Entries taken from a collection:
┌──

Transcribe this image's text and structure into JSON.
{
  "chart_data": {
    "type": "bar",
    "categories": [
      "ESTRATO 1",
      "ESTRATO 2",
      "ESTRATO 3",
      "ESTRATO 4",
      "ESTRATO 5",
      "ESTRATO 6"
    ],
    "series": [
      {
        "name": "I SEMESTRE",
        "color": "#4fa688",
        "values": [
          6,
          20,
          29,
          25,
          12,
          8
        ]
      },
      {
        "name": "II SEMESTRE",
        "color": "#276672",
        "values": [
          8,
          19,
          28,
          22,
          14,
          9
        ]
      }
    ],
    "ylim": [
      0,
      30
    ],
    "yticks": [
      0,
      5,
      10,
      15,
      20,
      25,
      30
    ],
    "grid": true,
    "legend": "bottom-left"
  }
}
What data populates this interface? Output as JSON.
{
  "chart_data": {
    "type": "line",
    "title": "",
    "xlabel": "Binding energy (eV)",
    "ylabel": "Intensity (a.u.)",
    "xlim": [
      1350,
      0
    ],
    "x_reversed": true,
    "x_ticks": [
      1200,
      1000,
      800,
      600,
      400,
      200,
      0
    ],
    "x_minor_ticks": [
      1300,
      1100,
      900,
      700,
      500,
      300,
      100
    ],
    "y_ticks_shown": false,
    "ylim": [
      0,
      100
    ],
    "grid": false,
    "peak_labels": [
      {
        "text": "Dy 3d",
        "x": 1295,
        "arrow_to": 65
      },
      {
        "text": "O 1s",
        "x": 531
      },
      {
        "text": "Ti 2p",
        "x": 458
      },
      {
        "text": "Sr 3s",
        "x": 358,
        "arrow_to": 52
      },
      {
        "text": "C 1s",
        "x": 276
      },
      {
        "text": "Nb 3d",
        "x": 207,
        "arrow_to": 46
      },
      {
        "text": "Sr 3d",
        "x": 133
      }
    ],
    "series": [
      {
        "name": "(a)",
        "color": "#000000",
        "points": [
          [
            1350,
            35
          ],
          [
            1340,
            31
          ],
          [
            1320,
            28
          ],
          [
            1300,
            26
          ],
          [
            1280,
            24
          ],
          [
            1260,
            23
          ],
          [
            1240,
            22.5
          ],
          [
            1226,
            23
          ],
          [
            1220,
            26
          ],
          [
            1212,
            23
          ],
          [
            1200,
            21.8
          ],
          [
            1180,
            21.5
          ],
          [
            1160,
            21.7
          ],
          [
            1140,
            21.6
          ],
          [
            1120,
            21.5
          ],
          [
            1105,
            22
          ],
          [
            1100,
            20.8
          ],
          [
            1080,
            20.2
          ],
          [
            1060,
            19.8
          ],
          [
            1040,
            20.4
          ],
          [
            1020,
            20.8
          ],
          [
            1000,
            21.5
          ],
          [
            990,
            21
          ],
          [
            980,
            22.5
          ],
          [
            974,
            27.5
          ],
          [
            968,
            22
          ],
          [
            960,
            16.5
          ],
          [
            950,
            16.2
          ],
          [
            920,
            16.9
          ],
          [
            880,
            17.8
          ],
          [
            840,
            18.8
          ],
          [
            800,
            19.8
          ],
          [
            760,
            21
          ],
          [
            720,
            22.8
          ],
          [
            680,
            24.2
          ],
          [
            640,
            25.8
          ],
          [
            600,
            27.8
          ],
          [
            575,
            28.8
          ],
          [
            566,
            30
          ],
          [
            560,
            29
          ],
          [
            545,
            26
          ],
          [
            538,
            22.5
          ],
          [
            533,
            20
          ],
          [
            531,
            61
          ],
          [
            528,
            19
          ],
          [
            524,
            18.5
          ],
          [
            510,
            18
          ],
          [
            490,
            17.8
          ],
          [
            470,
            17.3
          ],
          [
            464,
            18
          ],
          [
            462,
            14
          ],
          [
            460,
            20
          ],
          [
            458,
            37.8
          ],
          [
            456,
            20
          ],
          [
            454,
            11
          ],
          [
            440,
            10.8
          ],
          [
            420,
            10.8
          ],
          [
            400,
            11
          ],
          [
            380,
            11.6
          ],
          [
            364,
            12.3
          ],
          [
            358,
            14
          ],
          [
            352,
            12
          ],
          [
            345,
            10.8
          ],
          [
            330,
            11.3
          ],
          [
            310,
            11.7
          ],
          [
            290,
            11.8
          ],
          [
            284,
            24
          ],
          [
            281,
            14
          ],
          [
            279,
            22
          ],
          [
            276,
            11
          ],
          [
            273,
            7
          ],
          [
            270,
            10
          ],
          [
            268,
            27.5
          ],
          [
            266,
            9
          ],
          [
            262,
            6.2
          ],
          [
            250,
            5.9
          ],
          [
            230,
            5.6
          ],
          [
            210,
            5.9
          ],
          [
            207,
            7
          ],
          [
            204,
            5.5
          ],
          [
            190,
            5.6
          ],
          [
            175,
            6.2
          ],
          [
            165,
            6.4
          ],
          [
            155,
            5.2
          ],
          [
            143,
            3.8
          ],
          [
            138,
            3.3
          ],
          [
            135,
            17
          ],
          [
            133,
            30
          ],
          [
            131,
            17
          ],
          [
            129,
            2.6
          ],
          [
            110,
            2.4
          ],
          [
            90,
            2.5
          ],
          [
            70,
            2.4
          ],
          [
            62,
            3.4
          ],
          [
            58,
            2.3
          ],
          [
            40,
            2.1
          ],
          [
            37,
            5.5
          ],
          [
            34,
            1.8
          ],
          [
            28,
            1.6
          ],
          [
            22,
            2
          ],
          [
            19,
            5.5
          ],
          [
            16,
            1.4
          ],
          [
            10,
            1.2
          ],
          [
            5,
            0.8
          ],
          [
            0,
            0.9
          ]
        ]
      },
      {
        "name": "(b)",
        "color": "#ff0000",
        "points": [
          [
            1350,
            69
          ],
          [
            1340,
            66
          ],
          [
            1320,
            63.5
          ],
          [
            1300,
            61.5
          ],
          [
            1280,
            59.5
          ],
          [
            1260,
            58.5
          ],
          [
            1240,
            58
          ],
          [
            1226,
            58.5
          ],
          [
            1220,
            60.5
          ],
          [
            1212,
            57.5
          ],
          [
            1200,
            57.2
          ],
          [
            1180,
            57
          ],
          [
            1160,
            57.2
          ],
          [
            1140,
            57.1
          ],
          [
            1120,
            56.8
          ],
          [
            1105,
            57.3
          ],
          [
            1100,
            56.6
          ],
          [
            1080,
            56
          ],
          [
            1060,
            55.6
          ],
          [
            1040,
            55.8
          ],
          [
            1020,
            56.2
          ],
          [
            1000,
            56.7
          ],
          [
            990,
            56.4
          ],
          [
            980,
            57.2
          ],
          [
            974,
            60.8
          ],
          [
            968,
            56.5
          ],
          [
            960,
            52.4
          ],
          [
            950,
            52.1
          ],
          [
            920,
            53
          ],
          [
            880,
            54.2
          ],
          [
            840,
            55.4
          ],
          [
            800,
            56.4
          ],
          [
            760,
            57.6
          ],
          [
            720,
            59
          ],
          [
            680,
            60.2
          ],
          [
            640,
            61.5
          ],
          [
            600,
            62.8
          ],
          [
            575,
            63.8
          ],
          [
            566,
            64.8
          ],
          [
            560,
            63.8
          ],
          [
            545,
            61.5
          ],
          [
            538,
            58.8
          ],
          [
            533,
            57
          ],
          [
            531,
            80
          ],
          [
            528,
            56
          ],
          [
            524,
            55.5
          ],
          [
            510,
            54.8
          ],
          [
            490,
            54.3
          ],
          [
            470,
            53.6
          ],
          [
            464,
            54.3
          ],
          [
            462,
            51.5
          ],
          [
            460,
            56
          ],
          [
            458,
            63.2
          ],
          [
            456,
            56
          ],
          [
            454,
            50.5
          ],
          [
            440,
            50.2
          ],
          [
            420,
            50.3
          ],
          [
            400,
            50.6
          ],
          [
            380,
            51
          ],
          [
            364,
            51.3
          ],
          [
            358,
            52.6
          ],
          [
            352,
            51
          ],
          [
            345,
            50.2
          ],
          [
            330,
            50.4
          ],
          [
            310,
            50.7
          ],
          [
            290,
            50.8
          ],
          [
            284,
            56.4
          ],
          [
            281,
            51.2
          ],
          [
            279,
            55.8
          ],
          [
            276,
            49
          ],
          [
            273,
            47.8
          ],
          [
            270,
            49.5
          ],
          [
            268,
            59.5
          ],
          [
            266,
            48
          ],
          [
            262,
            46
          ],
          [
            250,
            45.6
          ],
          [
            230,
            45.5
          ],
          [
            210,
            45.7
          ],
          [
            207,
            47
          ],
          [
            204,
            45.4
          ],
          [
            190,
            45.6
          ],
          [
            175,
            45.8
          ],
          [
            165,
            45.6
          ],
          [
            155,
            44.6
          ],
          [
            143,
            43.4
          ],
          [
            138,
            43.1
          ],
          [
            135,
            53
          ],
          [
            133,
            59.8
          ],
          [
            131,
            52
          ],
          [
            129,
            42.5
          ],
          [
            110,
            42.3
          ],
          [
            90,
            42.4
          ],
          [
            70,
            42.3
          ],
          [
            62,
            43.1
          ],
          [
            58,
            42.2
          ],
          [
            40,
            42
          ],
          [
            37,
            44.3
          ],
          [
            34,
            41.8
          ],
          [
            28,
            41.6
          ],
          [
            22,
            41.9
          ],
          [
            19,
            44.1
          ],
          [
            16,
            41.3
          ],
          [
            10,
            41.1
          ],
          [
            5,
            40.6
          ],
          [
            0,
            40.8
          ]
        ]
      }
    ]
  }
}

└──

**Required work:** Filter the records down to the lines that contain the string "ESTRATO", and copy those lines.

**Solution for this task:**
      "ESTRATO 1",
      "ESTRATO 2",
      "ESTRATO 3",
      "ESTRATO 4",
      "ESTRATO 5",
      "ESTRATO 6"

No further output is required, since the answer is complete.